Stored entries
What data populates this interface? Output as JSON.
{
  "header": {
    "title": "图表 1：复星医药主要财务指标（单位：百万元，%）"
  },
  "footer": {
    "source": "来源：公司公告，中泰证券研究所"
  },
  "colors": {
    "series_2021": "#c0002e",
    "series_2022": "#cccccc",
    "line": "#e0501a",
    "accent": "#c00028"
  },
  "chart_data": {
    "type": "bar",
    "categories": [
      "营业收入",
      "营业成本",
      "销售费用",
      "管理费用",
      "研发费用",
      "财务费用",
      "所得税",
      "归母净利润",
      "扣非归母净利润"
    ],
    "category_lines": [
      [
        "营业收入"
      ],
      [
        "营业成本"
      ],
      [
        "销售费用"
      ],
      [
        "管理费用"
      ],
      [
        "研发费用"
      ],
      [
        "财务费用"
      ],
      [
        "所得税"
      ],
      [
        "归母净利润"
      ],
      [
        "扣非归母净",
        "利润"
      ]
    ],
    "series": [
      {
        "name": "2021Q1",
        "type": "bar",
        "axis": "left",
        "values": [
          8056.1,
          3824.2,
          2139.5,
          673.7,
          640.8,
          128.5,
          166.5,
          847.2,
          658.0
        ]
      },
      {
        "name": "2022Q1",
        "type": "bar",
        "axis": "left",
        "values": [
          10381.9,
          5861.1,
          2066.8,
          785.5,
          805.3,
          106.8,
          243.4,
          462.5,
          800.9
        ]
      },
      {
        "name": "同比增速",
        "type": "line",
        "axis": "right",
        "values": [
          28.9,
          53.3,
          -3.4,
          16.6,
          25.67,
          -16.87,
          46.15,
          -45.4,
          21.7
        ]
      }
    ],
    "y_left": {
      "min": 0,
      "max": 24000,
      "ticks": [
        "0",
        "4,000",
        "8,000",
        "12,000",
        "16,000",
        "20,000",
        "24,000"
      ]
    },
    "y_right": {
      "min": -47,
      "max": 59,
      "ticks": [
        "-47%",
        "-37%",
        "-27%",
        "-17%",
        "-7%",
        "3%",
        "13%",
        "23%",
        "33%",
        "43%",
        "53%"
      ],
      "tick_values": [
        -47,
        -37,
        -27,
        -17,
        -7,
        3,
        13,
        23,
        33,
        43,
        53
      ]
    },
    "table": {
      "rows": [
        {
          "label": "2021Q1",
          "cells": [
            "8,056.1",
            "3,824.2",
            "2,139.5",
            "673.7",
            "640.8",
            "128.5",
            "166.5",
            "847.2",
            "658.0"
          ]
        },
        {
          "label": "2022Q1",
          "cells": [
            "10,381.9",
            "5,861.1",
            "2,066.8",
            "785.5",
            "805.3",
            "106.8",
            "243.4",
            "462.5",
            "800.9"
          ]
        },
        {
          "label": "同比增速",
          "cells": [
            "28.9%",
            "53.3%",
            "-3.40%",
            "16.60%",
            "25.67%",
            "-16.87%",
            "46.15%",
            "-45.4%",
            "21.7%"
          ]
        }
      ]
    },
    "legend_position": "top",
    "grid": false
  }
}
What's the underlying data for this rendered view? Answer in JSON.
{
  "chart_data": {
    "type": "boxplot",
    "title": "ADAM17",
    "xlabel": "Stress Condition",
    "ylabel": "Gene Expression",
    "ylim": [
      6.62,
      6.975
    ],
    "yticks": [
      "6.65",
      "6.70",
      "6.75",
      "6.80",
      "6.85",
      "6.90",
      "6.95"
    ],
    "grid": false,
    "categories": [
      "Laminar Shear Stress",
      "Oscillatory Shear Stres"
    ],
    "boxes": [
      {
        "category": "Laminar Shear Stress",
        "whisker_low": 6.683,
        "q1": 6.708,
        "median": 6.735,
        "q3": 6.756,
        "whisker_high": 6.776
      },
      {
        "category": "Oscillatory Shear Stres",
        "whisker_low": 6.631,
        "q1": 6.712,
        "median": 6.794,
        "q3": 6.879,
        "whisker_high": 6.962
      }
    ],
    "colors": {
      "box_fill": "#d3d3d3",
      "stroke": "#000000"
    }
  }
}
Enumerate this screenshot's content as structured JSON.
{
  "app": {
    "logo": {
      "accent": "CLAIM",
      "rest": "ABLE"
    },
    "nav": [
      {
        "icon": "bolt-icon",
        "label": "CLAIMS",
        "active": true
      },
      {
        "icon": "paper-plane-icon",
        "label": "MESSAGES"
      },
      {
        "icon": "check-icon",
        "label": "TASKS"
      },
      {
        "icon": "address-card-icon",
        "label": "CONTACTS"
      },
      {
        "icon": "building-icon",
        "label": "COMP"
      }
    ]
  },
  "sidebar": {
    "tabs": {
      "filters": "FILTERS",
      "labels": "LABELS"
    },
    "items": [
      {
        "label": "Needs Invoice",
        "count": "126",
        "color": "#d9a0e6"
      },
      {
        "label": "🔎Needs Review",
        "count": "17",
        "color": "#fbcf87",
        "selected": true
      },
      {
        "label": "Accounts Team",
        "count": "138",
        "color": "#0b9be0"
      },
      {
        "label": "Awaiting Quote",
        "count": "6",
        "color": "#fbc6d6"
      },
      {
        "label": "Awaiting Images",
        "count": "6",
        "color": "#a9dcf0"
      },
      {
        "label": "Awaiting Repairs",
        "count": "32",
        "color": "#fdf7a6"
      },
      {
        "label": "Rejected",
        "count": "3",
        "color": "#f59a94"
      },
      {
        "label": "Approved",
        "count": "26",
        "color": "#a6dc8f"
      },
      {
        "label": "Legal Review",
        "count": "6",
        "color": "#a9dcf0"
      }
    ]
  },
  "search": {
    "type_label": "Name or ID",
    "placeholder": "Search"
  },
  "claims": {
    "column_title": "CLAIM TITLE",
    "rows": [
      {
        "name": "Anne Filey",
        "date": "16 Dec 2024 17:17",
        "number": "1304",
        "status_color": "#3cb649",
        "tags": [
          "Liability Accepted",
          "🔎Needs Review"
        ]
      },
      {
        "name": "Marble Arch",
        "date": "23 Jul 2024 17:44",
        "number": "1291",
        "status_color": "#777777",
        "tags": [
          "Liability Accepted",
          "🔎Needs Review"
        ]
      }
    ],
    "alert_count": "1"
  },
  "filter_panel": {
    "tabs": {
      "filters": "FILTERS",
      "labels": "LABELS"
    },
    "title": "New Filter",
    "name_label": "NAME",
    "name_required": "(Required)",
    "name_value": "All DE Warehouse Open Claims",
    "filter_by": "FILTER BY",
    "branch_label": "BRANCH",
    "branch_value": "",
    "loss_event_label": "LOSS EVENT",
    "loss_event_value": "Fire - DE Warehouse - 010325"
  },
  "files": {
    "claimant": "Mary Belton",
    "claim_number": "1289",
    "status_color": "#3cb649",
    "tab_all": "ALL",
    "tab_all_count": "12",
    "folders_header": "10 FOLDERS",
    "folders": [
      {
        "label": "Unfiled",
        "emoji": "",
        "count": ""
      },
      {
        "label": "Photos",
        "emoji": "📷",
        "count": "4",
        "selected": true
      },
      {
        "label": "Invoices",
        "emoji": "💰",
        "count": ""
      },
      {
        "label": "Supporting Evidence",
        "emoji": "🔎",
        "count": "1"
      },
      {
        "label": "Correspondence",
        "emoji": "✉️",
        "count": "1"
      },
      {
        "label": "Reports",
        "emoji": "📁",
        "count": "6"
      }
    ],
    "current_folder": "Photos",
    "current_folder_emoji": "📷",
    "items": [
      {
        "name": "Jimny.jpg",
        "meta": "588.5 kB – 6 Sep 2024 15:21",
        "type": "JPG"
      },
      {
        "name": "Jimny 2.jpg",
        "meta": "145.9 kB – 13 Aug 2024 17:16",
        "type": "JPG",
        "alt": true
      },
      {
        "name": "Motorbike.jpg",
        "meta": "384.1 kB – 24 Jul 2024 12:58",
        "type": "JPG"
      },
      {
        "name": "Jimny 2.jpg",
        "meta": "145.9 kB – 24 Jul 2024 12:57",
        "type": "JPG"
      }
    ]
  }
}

## What you need to do
Pull out each line of the entries that contains "Laminar".

## Task solution
      "Laminar Shear Stress",
        "category": "Laminar Shear Stress",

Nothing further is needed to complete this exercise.